Short problem ▸
Copy word for word the line containing "Give me a plain-text" together with all lines following it to the end of the listing below, without the pictures.

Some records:
◆ ◆ ◆

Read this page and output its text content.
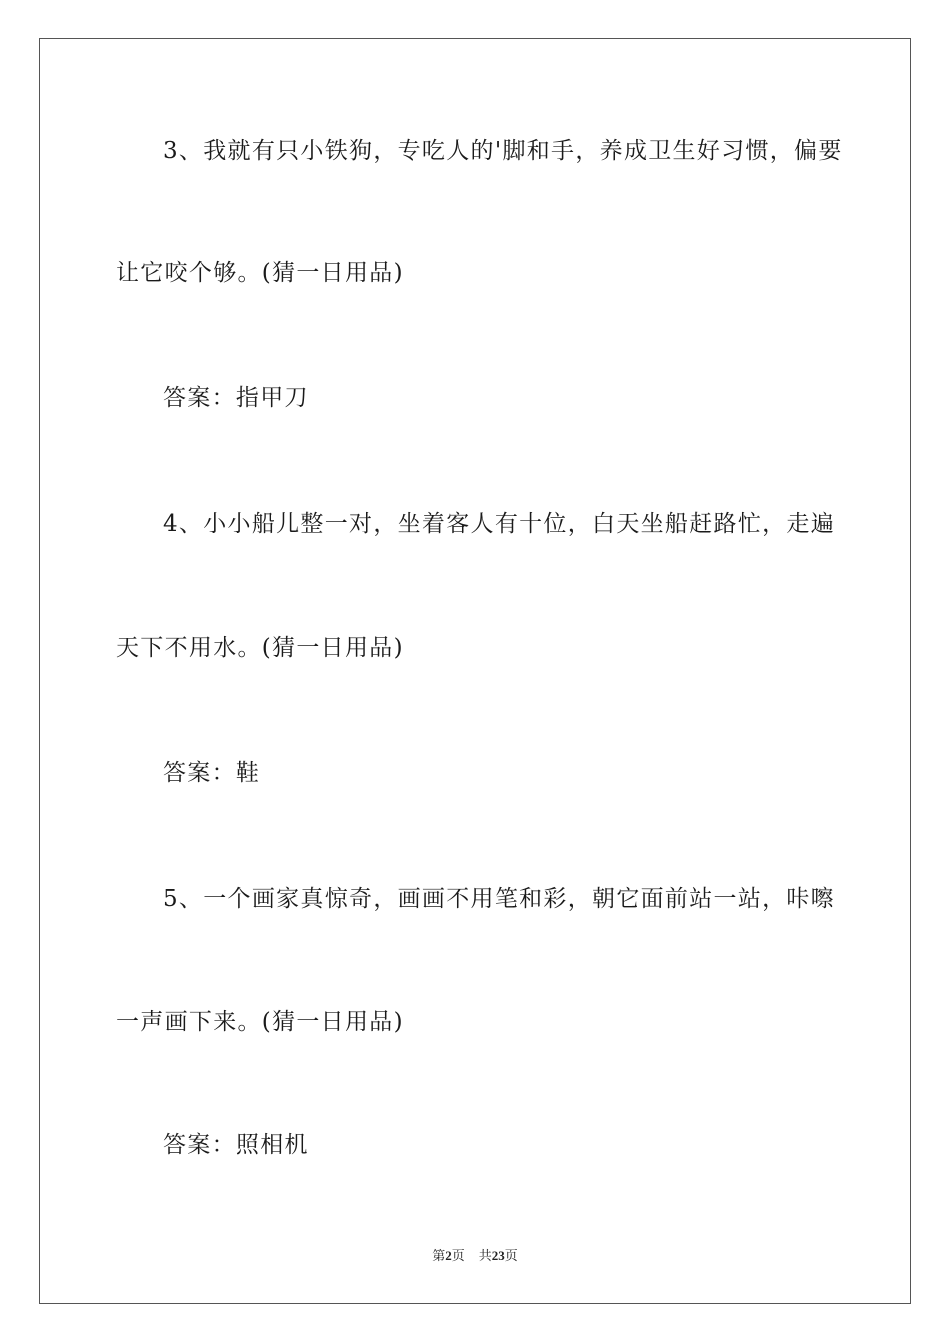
3、我就有只小铁狗，专吃人的'脚和手，养成卫生好习惯，偏要
让它咬个够。(猜一日用品)
答案：指甲刀
4、小小船儿整一对，坐着客人有十位，白天坐船赶路忙，走遍
天下不用水。(猜一日用品)
答案：鞋
5、一个画家真惊奇，画画不用笔和彩，朝它面前站一站，咔嚓
一声画下来。(猜一日用品)
答案：照相机
第2页 共23页
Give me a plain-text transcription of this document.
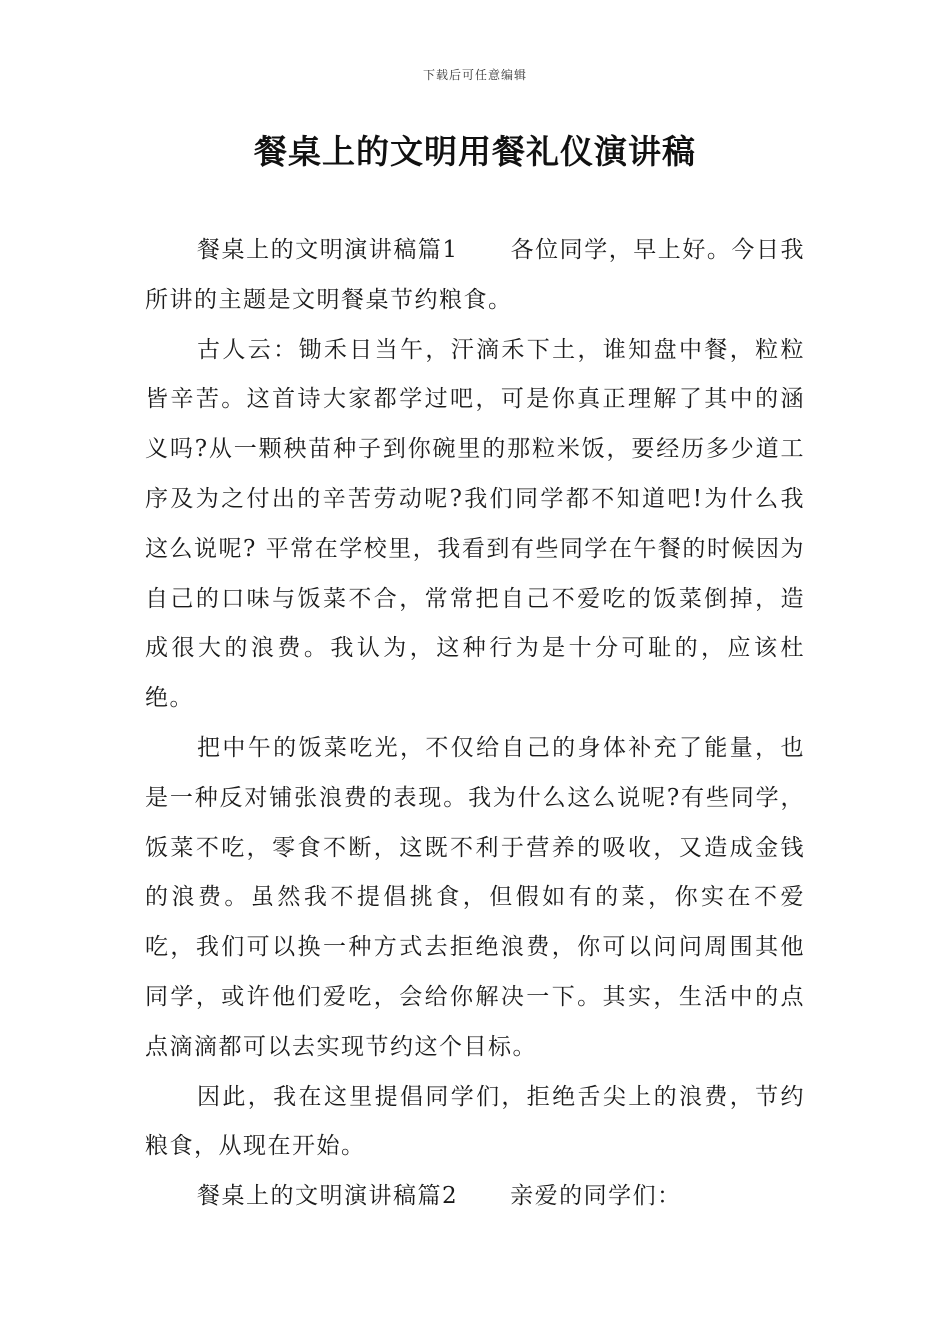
下载后可任意编辑
餐桌上的文明用餐礼仪演讲稿

餐桌上的文明演讲稿篇1 各位同学，早上好。今日我所讲的主题是文明餐桌节约粮食。

古人云：锄禾日当午，汗滴禾下土，谁知盘中餐，粒粒皆辛苦。这首诗大家都学过吧，可是你真正理解了其中的涵义吗?从一颗秧苗种子到你碗里的那粒米饭，要经历多少道工序及为之付出的辛苦劳动呢?我们同学都不知道吧!为什么我这么说呢? 平常在学校里，我看到有些同学在午餐的时候因为自己的口味与饭菜不合，常常把自己不爱吃的饭菜倒掉，造成很大的浪费。我认为，这种行为是十分可耻的，应该杜绝。

把中午的饭菜吃光，不仅给自己的身体补充了能量，也是一种反对铺张浪费的表现。我为什么这么说呢?有些同学，饭菜不吃，零食不断，这既不利于营养的吸收，又造成金钱的浪费。虽然我不提倡挑食，但假如有的菜，你实在不爱吃，我们可以换一种方式去拒绝浪费，你可以问问周围其他同学，或许他们爱吃，会给你解决一下。其实，生活中的点点滴滴都可以去实现节约这个目标。

因此，我在这里提倡同学们，拒绝舌尖上的浪费，节约粮食，从现在开始。

餐桌上的文明演讲稿篇2 亲爱的同学们：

◆ ◆ ◆

Exercise solution ▸
Give me a plain-text transcription of this document.
下载后可任意编辑
餐桌上的文明用餐礼仪演讲稿

餐桌上的文明演讲稿篇1 各位同学，早上好。今日我所讲的主题是文明餐桌节约粮食。

古人云：锄禾日当午，汗滴禾下土，谁知盘中餐，粒粒皆辛苦。这首诗大家都学过吧，可是你真正理解了其中的涵义吗?从一颗秧苗种子到你碗里的那粒米饭，要经历多少道工序及为之付出的辛苦劳动呢?我们同学都不知道吧!为什么我这么说呢? 平常在学校里，我看到有些同学在午餐的时候因为自己的口味与饭菜不合，常常把自己不爱吃的饭菜倒掉，造成很大的浪费。我认为，这种行为是十分可耻的，应该杜绝。

把中午的饭菜吃光，不仅给自己的身体补充了能量，也是一种反对铺张浪费的表现。我为什么这么说呢?有些同学，饭菜不吃，零食不断，这既不利于营养的吸收，又造成金钱的浪费。虽然我不提倡挑食，但假如有的菜，你实在不爱吃，我们可以换一种方式去拒绝浪费，你可以问问周围其他同学，或许他们爱吃，会给你解决一下。其实，生活中的点点滴滴都可以去实现节约这个目标。

因此，我在这里提倡同学们，拒绝舌尖上的浪费，节约粮食，从现在开始。

餐桌上的文明演讲稿篇2 亲爱的同学们：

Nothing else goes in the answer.